WRITTEN REQUEST – Every line of the data that contains the string "basis" must be copied.

EXERCISE MATERIALS –
--- Begin ---
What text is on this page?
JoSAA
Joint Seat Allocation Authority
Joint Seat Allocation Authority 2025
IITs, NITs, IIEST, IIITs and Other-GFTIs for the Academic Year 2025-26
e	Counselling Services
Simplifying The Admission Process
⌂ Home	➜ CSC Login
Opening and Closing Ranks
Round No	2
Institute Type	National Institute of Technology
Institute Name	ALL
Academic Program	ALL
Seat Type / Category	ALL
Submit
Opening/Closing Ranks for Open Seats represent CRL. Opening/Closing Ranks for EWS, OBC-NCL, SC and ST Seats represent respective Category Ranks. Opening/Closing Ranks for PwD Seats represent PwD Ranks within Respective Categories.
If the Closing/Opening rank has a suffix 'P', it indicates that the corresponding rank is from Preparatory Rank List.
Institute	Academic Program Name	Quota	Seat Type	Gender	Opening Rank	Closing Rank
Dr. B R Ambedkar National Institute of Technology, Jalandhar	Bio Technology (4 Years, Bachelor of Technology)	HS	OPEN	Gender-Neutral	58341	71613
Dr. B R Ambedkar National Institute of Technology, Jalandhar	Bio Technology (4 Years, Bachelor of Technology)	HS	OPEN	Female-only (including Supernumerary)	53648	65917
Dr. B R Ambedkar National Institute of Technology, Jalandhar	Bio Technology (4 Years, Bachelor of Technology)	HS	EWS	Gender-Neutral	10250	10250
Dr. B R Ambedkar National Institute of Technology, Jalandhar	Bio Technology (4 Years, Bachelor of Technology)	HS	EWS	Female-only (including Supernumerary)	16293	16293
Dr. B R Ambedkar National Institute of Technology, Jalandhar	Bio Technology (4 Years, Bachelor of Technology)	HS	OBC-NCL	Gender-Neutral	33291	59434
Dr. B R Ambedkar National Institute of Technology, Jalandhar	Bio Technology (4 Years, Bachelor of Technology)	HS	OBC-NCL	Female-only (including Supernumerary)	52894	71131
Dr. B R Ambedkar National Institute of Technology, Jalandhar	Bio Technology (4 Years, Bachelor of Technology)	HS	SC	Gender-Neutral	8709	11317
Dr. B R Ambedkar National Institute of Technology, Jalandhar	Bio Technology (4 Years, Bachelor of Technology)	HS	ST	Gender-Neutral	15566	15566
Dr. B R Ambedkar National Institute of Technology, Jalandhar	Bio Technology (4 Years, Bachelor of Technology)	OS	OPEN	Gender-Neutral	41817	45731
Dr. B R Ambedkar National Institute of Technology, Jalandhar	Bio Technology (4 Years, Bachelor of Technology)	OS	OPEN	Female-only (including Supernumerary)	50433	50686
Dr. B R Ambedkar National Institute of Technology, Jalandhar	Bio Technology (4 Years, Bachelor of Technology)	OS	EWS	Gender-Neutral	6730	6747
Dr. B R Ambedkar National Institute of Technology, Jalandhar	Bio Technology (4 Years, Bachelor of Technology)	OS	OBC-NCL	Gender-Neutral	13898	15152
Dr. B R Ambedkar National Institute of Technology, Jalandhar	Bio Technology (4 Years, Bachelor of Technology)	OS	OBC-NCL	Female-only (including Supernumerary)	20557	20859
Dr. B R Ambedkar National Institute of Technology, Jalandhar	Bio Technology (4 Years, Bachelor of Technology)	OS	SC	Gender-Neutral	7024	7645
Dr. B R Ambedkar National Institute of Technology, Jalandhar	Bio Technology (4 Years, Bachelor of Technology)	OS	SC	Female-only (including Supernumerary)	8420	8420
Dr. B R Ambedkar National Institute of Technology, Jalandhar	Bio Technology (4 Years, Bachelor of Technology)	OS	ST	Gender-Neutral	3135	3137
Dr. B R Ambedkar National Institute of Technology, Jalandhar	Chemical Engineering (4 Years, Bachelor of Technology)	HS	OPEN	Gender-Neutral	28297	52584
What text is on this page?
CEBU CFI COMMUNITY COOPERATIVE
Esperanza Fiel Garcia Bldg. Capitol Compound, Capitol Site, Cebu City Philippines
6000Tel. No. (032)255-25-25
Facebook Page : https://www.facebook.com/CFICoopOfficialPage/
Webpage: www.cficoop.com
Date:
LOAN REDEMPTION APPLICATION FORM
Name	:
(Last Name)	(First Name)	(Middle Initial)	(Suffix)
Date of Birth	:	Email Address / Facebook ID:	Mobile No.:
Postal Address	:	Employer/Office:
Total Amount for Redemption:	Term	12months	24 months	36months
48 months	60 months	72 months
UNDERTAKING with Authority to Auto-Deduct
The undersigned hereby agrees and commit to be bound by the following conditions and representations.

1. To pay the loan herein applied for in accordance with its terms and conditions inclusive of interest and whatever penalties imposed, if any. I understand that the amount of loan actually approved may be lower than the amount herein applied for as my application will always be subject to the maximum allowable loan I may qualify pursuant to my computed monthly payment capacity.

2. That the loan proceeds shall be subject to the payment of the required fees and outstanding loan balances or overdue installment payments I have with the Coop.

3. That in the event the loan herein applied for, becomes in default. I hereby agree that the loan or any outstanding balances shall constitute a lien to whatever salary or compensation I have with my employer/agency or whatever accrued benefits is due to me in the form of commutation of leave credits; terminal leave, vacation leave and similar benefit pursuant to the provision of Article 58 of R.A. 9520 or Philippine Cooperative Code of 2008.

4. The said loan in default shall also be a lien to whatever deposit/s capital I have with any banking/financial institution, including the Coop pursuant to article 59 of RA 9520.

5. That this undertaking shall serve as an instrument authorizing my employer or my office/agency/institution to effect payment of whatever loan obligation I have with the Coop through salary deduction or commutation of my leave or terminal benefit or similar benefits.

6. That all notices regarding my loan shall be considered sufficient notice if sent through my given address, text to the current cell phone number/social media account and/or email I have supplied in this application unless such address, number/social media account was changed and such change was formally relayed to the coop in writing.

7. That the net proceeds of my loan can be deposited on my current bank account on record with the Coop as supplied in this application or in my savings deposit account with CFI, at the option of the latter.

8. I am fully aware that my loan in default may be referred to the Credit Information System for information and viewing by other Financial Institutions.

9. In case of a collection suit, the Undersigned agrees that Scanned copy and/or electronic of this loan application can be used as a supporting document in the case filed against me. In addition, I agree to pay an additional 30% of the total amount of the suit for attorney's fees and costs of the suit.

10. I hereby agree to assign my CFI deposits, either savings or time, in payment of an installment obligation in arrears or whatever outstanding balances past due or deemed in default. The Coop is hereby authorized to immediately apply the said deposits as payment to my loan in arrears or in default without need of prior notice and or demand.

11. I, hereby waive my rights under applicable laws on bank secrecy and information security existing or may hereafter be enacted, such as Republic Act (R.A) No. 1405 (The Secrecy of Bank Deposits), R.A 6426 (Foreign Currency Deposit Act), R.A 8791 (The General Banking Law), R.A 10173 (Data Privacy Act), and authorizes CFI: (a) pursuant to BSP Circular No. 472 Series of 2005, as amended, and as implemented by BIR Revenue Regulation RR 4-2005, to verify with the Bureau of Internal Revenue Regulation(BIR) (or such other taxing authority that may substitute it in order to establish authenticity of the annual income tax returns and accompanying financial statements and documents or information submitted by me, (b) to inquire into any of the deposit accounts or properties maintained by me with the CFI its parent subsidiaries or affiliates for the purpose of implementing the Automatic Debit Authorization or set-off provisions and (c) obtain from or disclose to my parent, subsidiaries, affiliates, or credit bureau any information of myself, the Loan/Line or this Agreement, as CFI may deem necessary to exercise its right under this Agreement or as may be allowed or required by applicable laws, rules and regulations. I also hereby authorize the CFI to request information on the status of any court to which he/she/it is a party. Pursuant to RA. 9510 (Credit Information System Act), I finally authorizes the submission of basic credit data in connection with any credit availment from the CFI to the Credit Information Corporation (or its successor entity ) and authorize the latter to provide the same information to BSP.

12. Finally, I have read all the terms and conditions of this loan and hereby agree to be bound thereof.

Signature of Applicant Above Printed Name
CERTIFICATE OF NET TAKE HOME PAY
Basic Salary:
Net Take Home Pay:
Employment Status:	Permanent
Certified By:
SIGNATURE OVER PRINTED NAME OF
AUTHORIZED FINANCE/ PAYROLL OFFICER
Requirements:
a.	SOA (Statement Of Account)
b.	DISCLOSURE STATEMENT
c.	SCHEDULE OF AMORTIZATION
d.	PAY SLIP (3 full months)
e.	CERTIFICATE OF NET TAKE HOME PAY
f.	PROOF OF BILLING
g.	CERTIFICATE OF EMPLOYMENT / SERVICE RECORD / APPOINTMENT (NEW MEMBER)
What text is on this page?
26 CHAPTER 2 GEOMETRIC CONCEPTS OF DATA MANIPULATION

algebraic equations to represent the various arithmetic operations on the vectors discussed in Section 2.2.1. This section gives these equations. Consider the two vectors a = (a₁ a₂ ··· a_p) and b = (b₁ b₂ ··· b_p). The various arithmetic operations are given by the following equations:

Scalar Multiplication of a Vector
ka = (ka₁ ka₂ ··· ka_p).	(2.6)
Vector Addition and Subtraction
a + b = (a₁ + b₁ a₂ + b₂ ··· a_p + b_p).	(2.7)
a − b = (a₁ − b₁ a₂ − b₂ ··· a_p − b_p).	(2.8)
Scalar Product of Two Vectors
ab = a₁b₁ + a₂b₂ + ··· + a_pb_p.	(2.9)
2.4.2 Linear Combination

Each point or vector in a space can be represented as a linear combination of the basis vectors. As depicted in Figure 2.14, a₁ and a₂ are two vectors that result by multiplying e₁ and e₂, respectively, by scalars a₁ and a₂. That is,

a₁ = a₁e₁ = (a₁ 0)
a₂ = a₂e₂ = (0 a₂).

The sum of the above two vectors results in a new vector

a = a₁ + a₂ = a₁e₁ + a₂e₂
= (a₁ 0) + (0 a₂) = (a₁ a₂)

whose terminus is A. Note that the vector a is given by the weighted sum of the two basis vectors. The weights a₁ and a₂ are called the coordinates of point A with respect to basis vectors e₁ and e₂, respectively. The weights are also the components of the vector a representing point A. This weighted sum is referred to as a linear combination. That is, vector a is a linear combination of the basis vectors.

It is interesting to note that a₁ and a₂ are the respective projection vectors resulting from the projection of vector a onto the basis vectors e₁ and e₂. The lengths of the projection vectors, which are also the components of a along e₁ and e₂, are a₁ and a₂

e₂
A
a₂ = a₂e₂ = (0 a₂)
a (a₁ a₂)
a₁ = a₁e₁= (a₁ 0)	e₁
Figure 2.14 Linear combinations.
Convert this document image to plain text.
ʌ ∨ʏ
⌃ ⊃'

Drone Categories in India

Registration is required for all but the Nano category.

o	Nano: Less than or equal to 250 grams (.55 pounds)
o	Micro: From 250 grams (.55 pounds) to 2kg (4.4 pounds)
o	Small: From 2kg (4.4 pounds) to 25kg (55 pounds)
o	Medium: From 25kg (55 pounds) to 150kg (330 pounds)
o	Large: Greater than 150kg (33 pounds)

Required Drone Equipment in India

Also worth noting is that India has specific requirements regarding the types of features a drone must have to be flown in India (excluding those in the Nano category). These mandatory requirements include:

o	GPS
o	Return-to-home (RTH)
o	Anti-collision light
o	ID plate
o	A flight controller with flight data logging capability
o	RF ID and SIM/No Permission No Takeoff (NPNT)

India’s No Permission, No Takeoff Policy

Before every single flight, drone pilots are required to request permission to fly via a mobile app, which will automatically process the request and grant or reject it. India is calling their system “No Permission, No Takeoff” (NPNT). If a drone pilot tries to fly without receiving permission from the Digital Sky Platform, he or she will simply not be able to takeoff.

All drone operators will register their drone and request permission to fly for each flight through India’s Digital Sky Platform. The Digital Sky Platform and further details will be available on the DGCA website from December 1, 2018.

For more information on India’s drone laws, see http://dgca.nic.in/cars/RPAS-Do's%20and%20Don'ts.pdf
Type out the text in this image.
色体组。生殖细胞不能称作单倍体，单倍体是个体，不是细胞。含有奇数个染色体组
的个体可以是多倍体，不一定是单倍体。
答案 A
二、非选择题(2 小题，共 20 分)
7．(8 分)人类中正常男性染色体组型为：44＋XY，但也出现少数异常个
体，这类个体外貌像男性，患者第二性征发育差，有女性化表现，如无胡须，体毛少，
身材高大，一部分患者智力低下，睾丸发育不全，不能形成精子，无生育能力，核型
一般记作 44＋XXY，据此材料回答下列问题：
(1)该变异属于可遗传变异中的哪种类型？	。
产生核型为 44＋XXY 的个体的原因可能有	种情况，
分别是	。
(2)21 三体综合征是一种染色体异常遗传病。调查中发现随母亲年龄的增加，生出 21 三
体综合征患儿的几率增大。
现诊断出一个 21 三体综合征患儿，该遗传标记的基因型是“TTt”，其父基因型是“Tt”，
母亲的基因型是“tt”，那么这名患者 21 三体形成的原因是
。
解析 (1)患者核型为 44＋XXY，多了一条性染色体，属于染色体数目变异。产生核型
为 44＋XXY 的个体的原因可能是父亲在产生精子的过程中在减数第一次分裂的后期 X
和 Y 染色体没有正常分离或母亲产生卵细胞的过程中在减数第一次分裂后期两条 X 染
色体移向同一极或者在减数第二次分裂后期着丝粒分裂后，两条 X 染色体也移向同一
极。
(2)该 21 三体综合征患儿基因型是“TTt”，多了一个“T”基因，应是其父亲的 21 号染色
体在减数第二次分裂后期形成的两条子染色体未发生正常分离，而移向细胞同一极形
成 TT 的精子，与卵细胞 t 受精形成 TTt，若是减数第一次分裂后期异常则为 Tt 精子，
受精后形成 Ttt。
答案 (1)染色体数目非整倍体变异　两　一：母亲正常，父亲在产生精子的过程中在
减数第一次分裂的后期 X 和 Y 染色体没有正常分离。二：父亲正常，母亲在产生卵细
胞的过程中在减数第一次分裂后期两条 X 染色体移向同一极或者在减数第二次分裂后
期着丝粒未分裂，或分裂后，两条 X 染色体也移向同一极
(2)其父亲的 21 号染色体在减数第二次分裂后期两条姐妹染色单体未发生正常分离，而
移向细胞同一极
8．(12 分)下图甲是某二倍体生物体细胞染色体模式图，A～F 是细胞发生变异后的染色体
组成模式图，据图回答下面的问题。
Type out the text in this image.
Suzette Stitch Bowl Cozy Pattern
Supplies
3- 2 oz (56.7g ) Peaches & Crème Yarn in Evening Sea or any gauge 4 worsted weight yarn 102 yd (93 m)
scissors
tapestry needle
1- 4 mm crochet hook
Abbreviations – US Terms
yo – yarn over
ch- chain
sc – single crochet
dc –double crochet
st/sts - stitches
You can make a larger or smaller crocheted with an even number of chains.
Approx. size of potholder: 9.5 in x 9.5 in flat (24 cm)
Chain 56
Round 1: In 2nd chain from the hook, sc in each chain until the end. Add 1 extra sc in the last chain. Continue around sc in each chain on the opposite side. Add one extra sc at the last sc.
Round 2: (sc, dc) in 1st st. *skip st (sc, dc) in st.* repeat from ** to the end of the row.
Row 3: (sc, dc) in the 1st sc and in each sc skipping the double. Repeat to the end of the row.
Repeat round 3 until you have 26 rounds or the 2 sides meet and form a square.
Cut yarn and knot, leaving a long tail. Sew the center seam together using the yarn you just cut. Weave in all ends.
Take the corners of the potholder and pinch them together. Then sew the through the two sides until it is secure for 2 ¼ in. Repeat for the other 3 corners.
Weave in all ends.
--- End ---
RESULT –
Each point or vector in a space can be represented as a linear combination of the basis vectors. As depicted in Figure 2.14, a₁ and a₂ are two vectors that result by multiplying e₁ and e₂, respectively, by scalars a₁ and a₂. That is,
whose terminus is A. Note that the vector a is given by the weighted sum of the two basis vectors. The weights a₁ and a₂ are called the coordinates of point A with respect to basis vectors e₁ and e₂, respectively. The weights are also the components of the vector a representing point A. This weighted sum is referred to as a linear combination. That is, vector a is a linear combination of the basis vectors.
It is interesting to note that a₁ and a₂ are the respective projection vectors resulting from the projection of vector a onto the basis vectors e₁ and e₂. The lengths of the projection vectors, which are also the components of a along e₁ and e₂, are a₁ and a₂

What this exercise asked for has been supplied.